Exercise goal — Carry none of the pictures over; set down the material below exactly.

[Records from a data source]

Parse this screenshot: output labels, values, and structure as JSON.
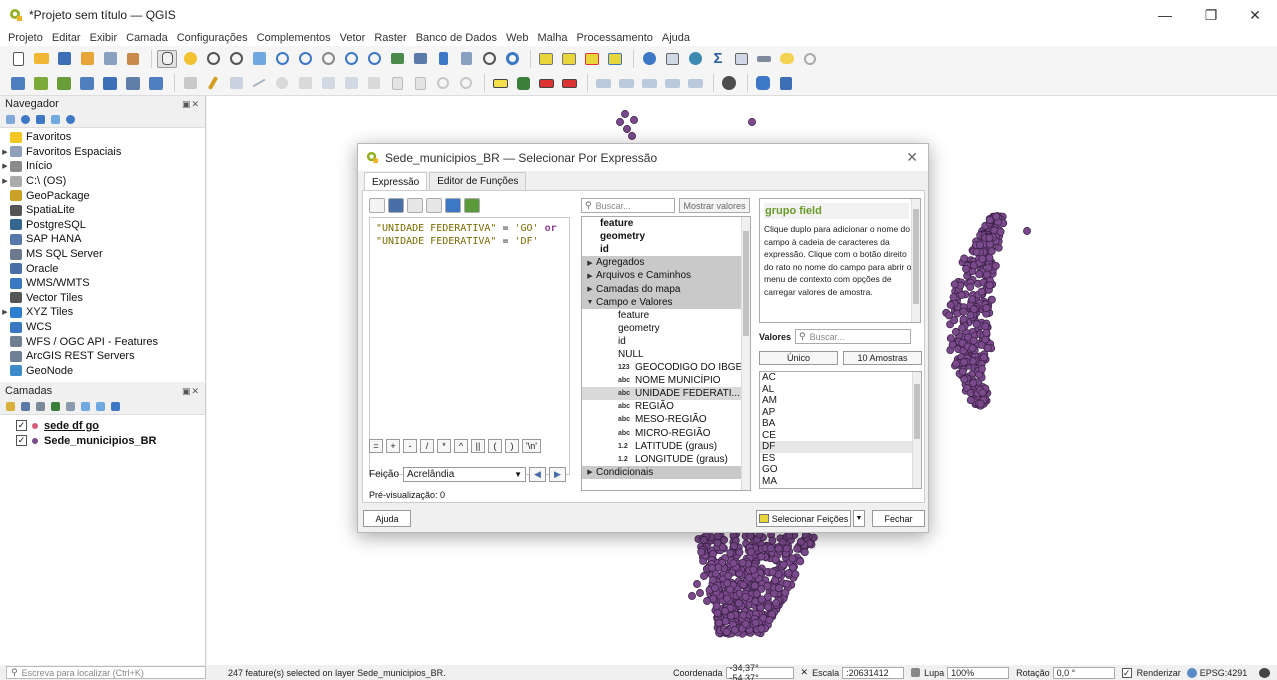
{
  "window": {
    "title": "*Projeto sem título — QGIS",
    "controls": [
      "—",
      "❐",
      "✕"
    ]
  },
  "menu": [
    "Projeto",
    "Editar",
    "Exibir",
    "Camada",
    "Configurações",
    "Complementos",
    "Vetor",
    "Raster",
    "Banco de Dados",
    "Web",
    "Malha",
    "Processamento",
    "Ajuda"
  ],
  "browser": {
    "title": "Navegador",
    "items": [
      {
        "label": "Favoritos",
        "arrow": "",
        "icon": "star-icon",
        "color": "#f3c623"
      },
      {
        "label": "Favoritos Espaciais",
        "arrow": "▶",
        "icon": "spatial-bookmark-icon",
        "color": "#8fa0b8"
      },
      {
        "label": "Início",
        "arrow": "▶",
        "icon": "home-folder-icon",
        "color": "#8a8a8a"
      },
      {
        "label": "C:\\ (OS)",
        "arrow": "▶",
        "icon": "drive-icon",
        "color": "#aaaaaa"
      },
      {
        "label": "GeoPackage",
        "arrow": "",
        "icon": "geopackage-icon",
        "color": "#c9a227"
      },
      {
        "label": "SpatiaLite",
        "arrow": "",
        "icon": "spatialite-icon",
        "color": "#555555"
      },
      {
        "label": "PostgreSQL",
        "arrow": "",
        "icon": "postgresql-icon",
        "color": "#336791"
      },
      {
        "label": "SAP HANA",
        "arrow": "",
        "icon": "sap-hana-icon",
        "color": "#5577aa"
      },
      {
        "label": "MS SQL Server",
        "arrow": "",
        "icon": "mssql-icon",
        "color": "#6b7a8f"
      },
      {
        "label": "Oracle",
        "arrow": "",
        "icon": "oracle-icon",
        "color": "#4a6fa8"
      },
      {
        "label": "WMS/WMTS",
        "arrow": "",
        "icon": "wms-globe-icon",
        "color": "#3b78c2"
      },
      {
        "label": "Vector Tiles",
        "arrow": "",
        "icon": "vector-tiles-icon",
        "color": "#555555"
      },
      {
        "label": "XYZ Tiles",
        "arrow": "▶",
        "icon": "xyz-tiles-icon",
        "color": "#2f7fd1"
      },
      {
        "label": "WCS",
        "arrow": "",
        "icon": "wcs-globe-icon",
        "color": "#3b78c2"
      },
      {
        "label": "WFS / OGC API - Features",
        "arrow": "",
        "icon": "wfs-icon",
        "color": "#6f7f93"
      },
      {
        "label": "ArcGIS REST Servers",
        "arrow": "",
        "icon": "arcgis-icon",
        "color": "#6f7f93"
      },
      {
        "label": "GeoNode",
        "arrow": "",
        "icon": "geonode-icon",
        "color": "#3d8bcc"
      }
    ]
  },
  "layers": {
    "title": "Camadas",
    "items": [
      {
        "label": "sede df go",
        "checked": "✓",
        "color": "#d65a7a",
        "underline": true
      },
      {
        "label": "Sede_municipios_BR",
        "checked": "✓",
        "color": "#7a4a8c",
        "underline": false
      }
    ]
  },
  "dialog": {
    "title": "Sede_municipios_BR — Selecionar Por Expressão",
    "close": "✕",
    "tabs": [
      "Expressão",
      "Editor de Funções"
    ],
    "expression": {
      "s1": "\"UNIDADE FEDERATIVA\"",
      "eq1": " = ",
      "s2": "'GO'",
      "kw": " or ",
      "s3": "\"UNIDADE FEDERATIVA\"",
      "eq2": " = ",
      "s4": "'DF'"
    },
    "operators": [
      "=",
      "+",
      "-",
      "/",
      "*",
      "^",
      "||",
      "(",
      ")",
      "'\\n'"
    ],
    "feature_label": "Feição",
    "feature_value": "Acrelândia",
    "preview": "Pré-visualização:  0",
    "search_placeholder": "Buscar...",
    "show_values": "Mostrar valores",
    "function_list": [
      {
        "label": "feature",
        "kind": "bold"
      },
      {
        "label": "geometry",
        "kind": "bold"
      },
      {
        "label": "id",
        "kind": "bold"
      },
      {
        "label": "Agregados",
        "kind": "group",
        "arrow": "▶"
      },
      {
        "label": "Arquivos e Caminhos",
        "kind": "group",
        "arrow": "▶"
      },
      {
        "label": "Camadas do mapa",
        "kind": "group",
        "arrow": "▶"
      },
      {
        "label": "Campo e Valores",
        "kind": "group",
        "arrow": "▼"
      },
      {
        "label": "feature",
        "kind": "child",
        "type": ""
      },
      {
        "label": "geometry",
        "kind": "child",
        "type": ""
      },
      {
        "label": "id",
        "kind": "child",
        "type": ""
      },
      {
        "label": "NULL",
        "kind": "child",
        "type": ""
      },
      {
        "label": "GEOCODIGO DO IBGE",
        "kind": "child",
        "type": "123"
      },
      {
        "label": "NOME MUNICÍPIO",
        "kind": "child",
        "type": "abc"
      },
      {
        "label": "UNIDADE FEDERATI...",
        "kind": "child sel",
        "type": "abc"
      },
      {
        "label": "REGIÃO",
        "kind": "child",
        "type": "abc"
      },
      {
        "label": "MESO-REGIÃO",
        "kind": "child",
        "type": "abc"
      },
      {
        "label": "MICRO-REGIÃO",
        "kind": "child",
        "type": "abc"
      },
      {
        "label": "LATITUDE (graus)",
        "kind": "child",
        "type": "1.2"
      },
      {
        "label": "LONGITUDE (graus)",
        "kind": "child",
        "type": "1.2"
      },
      {
        "label": "Condicionais",
        "kind": "group",
        "arrow": "▶"
      }
    ],
    "help": {
      "title": "grupo field",
      "body": "Clique duplo para adicionar o nome do campo à cadeia de caracteres da expressão. Clique com o botão direito do rato no nome do campo para abrir o menu de contexto com opções de carregar valores de amostra."
    },
    "values_label": "Valores",
    "values_search": "Buscar...",
    "unique_button": "Único",
    "samples_button": "10 Amostras",
    "values": [
      "AC",
      "AL",
      "AM",
      "AP",
      "BA",
      "CE",
      "DF",
      "ES",
      "GO",
      "MA"
    ],
    "help_button": "Ajuda",
    "select_button": "Selecionar Feições",
    "close_button": "Fechar"
  },
  "status": {
    "locator_placeholder": "Escreva para localizar (Ctrl+K)",
    "message": "247 feature(s) selected on layer Sede_municipios_BR.",
    "coord_label": "Coordenada",
    "coord_value": "-34,37° -54,37°",
    "scale_label": "Escala",
    "scale_value": ":20631412",
    "magnifier_label": "Lupa",
    "magnifier_value": "100%",
    "rotation_label": "Rotação",
    "rotation_value": "0,0 °",
    "render_label": "Renderizar",
    "crs": "EPSG:4291"
  },
  "colors": {
    "point_fill": "#7a4a8c",
    "point_stroke": "#3a2045",
    "accent": "#6a9a2a",
    "selection": "#ffff00"
  }
}
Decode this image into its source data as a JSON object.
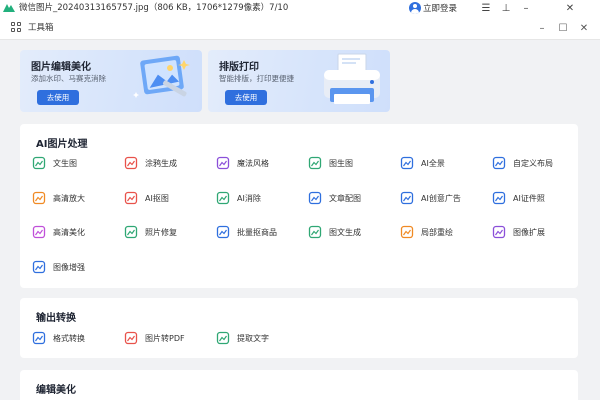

Solution below —
Parse this screenshot: output labels, values, and structure as JSON.
{
  "window": {
    "title": "*Projeto sem título — QGIS",
    "controls": [
      "—",
      "❐",
      "✕"
    ]
  },
  "menu": [
    "Projeto",
    "Editar",
    "Exibir",
    "Camada",
    "Configurações",
    "Complementos",
    "Vetor",
    "Raster",
    "Banco de Dados",
    "Web",
    "Malha",
    "Processamento",
    "Ajuda"
  ],
  "browser": {
    "title": "Navegador",
    "items": [
      {
        "label": "Favoritos",
        "arrow": "",
        "icon": "star-icon",
        "color": "#f3c623"
      },
      {
        "label": "Favoritos Espaciais",
        "arrow": "▶",
        "icon": "spatial-bookmark-icon",
        "color": "#8fa0b8"
      },
      {
        "label": "Início",
        "arrow": "▶",
        "icon": "home-folder-icon",
        "color": "#8a8a8a"
      },
      {
        "label": "C:\\ (OS)",
        "arrow": "▶",
        "icon": "drive-icon",
        "color": "#aaaaaa"
      },
      {
        "label": "GeoPackage",
        "arrow": "",
        "icon": "geopackage-icon",
        "color": "#c9a227"
      },
      {
        "label": "SpatiaLite",
        "arrow": "",
        "icon": "spatialite-icon",
        "color": "#555555"
      },
      {
        "label": "PostgreSQL",
        "arrow": "",
        "icon": "postgresql-icon",
        "color": "#336791"
      },
      {
        "label": "SAP HANA",
        "arrow": "",
        "icon": "sap-hana-icon",
        "color": "#5577aa"
      },
      {
        "label": "MS SQL Server",
        "arrow": "",
        "icon": "mssql-icon",
        "color": "#6b7a8f"
      },
      {
        "label": "Oracle",
        "arrow": "",
        "icon": "oracle-icon",
        "color": "#4a6fa8"
      },
      {
        "label": "WMS/WMTS",
        "arrow": "",
        "icon": "wms-globe-icon",
        "color": "#3b78c2"
      },
      {
        "label": "Vector Tiles",
        "arrow": "",
        "icon": "vector-tiles-icon",
        "color": "#555555"
      },
      {
        "label": "XYZ Tiles",
        "arrow": "▶",
        "icon": "xyz-tiles-icon",
        "color": "#2f7fd1"
      },
      {
        "label": "WCS",
        "arrow": "",
        "icon": "wcs-globe-icon",
        "color": "#3b78c2"
      },
      {
        "label": "WFS / OGC API - Features",
        "arrow": "",
        "icon": "wfs-icon",
        "color": "#6f7f93"
      },
      {
        "label": "ArcGIS REST Servers",
        "arrow": "",
        "icon": "arcgis-icon",
        "color": "#6f7f93"
      },
      {
        "label": "GeoNode",
        "arrow": "",
        "icon": "geonode-icon",
        "color": "#3d8bcc"
      }
    ]
  },
  "layers": {
    "title": "Camadas",
    "items": [
      {
        "label": "sede df go",
        "checked": "✓",
        "color": "#d65a7a",
        "underline": true
      },
      {
        "label": "Sede_municipios_BR",
        "checked": "✓",
        "color": "#7a4a8c",
        "underline": false
      }
    ]
  },
  "dialog": {
    "title": "Sede_municipios_BR — Selecionar Por Expressão",
    "close": "✕",
    "tabs": [
      "Expressão",
      "Editor de Funções"
    ],
    "expression": {
      "s1": "\"UNIDADE FEDERATIVA\"",
      "eq1": " = ",
      "s2": "'GO'",
      "kw": " or ",
      "s3": "\"UNIDADE FEDERATIVA\"",
      "eq2": " = ",
      "s4": "'DF'"
    },
    "operators": [
      "=",
      "+",
      "-",
      "/",
      "*",
      "^",
      "||",
      "(",
      ")",
      "'\\n'"
    ],
    "feature_label": "Feição",
    "feature_value": "Acrelândia",
    "preview": "Pré-visualização:  0",
    "search_placeholder": "Buscar...",
    "show_values": "Mostrar valores",
    "function_list": [
      {
        "label": "feature",
        "kind": "bold"
      },
      {
        "label": "geometry",
        "kind": "bold"
      },
      {
        "label": "id",
        "kind": "bold"
      },
      {
        "label": "Agregados",
        "kind": "group",
        "arrow": "▶"
      },
      {
        "label": "Arquivos e Caminhos",
        "kind": "group",
        "arrow": "▶"
      },
      {
        "label": "Camadas do mapa",
        "kind": "group",
        "arrow": "▶"
      },
      {
        "label": "Campo e Valores",
        "kind": "group",
        "arrow": "▼"
      },
      {
        "label": "feature",
        "kind": "child",
        "type": ""
      },
      {
        "label": "geometry",
        "kind": "child",
        "type": ""
      },
      {
        "label": "id",
        "kind": "child",
        "type": ""
      },
      {
        "label": "NULL",
        "kind": "child",
        "type": ""
      },
      {
        "label": "GEOCODIGO DO IBGE",
        "kind": "child",
        "type": "123"
      },
      {
        "label": "NOME MUNICÍPIO",
        "kind": "child",
        "type": "abc"
      },
      {
        "label": "UNIDADE FEDERATI...",
        "kind": "child sel",
        "type": "abc"
      },
      {
        "label": "REGIÃO",
        "kind": "child",
        "type": "abc"
      },
      {
        "label": "MESO-REGIÃO",
        "kind": "child",
        "type": "abc"
      },
      {
        "label": "MICRO-REGIÃO",
        "kind": "child",
        "type": "abc"
      },
      {
        "label": "LATITUDE (graus)",
        "kind": "child",
        "type": "1.2"
      },
      {
        "label": "LONGITUDE (graus)",
        "kind": "child",
        "type": "1.2"
      },
      {
        "label": "Condicionais",
        "kind": "group",
        "arrow": "▶"
      }
    ],
    "help": {
      "title": "grupo field",
      "body": "Clique duplo para adicionar o nome do campo à cadeia de caracteres da expressão. Clique com o botão direito do rato no nome do campo para abrir o menu de contexto com opções de carregar valores de amostra."
    },
    "values_label": "Valores",
    "values_search": "Buscar...",
    "unique_button": "Único",
    "samples_button": "10 Amostras",
    "values": [
      "AC",
      "AL",
      "AM",
      "AP",
      "BA",
      "CE",
      "DF",
      "ES",
      "GO",
      "MA"
    ],
    "help_button": "Ajuda",
    "select_button": "Selecionar Feições",
    "close_button": "Fechar"
  },
  "status": {
    "locator_placeholder": "Escreva para localizar (Ctrl+K)",
    "message": "247 feature(s) selected on layer Sede_municipios_BR.",
    "coord_label": "Coordenada",
    "coord_value": "-34,37° -54,37°",
    "scale_label": "Escala",
    "scale_value": ":20631412",
    "magnifier_label": "Lupa",
    "magnifier_value": "100%",
    "rotation_label": "Rotação",
    "rotation_value": "0,0 °",
    "render_label": "Renderizar",
    "crs": "EPSG:4291"
  },
  "colors": {
    "point_fill": "#7a4a8c",
    "point_stroke": "#3a2045",
    "accent": "#6a9a2a",
    "selection": "#ffff00"
  }
}
Decode this image into its source data as a JSON object.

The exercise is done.